• THE PROBLEM: Go through the entries below and collect each line with the string "admissible" in it.

• RECORDS FOR THE EXERCISE:
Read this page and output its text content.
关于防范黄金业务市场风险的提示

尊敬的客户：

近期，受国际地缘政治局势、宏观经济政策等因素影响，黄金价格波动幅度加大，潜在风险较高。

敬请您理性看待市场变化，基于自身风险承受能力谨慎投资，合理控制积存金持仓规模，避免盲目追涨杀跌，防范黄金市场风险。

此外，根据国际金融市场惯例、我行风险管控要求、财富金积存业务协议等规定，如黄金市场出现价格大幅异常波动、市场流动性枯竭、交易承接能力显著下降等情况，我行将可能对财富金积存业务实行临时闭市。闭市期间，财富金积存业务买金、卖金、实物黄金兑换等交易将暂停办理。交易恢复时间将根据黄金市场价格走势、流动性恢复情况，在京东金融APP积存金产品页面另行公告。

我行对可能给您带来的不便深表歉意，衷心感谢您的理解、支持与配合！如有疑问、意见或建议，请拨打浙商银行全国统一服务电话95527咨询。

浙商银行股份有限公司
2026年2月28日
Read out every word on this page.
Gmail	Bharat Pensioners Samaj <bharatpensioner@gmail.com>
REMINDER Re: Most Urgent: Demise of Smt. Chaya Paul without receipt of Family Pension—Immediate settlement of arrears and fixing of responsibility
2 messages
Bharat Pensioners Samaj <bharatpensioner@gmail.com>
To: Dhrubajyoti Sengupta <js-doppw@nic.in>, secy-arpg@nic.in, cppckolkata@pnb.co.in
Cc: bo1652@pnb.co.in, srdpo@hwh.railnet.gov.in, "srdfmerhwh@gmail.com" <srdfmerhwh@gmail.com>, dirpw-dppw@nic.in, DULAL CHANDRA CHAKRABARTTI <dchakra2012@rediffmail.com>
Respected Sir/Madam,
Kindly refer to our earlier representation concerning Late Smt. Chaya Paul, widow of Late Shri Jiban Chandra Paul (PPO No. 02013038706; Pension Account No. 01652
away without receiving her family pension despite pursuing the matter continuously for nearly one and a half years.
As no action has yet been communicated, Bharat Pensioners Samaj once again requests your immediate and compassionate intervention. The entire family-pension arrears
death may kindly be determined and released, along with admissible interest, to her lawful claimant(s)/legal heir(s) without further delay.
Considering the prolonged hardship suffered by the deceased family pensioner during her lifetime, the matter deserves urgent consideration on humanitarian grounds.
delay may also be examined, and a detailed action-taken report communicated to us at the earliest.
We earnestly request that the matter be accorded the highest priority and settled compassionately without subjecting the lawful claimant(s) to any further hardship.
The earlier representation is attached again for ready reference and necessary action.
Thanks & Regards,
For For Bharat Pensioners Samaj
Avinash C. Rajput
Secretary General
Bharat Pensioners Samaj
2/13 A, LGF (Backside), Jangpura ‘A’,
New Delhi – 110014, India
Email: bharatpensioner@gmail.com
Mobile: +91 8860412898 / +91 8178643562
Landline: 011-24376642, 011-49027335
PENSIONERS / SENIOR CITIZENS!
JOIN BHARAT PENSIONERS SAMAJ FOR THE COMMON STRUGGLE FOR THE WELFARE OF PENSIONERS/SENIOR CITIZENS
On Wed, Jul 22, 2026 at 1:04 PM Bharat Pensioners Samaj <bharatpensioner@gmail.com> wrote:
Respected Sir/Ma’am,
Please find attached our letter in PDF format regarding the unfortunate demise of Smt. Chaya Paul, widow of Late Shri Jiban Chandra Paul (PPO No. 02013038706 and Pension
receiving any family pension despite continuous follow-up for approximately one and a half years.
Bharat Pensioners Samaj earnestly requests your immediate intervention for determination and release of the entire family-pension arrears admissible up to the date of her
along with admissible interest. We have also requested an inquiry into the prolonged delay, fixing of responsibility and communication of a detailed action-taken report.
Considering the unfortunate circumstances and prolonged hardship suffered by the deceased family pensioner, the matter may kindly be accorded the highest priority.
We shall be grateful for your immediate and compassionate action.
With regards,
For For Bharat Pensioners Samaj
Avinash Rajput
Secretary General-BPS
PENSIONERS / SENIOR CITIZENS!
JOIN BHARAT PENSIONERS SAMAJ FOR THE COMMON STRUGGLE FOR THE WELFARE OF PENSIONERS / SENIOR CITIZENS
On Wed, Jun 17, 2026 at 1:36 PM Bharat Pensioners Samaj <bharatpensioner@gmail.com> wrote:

• WRITTEN RESPONSE:
death may kindly be determined and released, along with admissible interest, to her lawful claimant(s)/legal heir(s) without further delay.
Bharat Pensioners Samaj earnestly requests your immediate intervention for determination and release of the entire family-pension arrears admissible up to the date of her
along with admissible interest. We have also requested an inquiry into the prolonged delay, fixing of responsibility and communication of a detailed action-taken report.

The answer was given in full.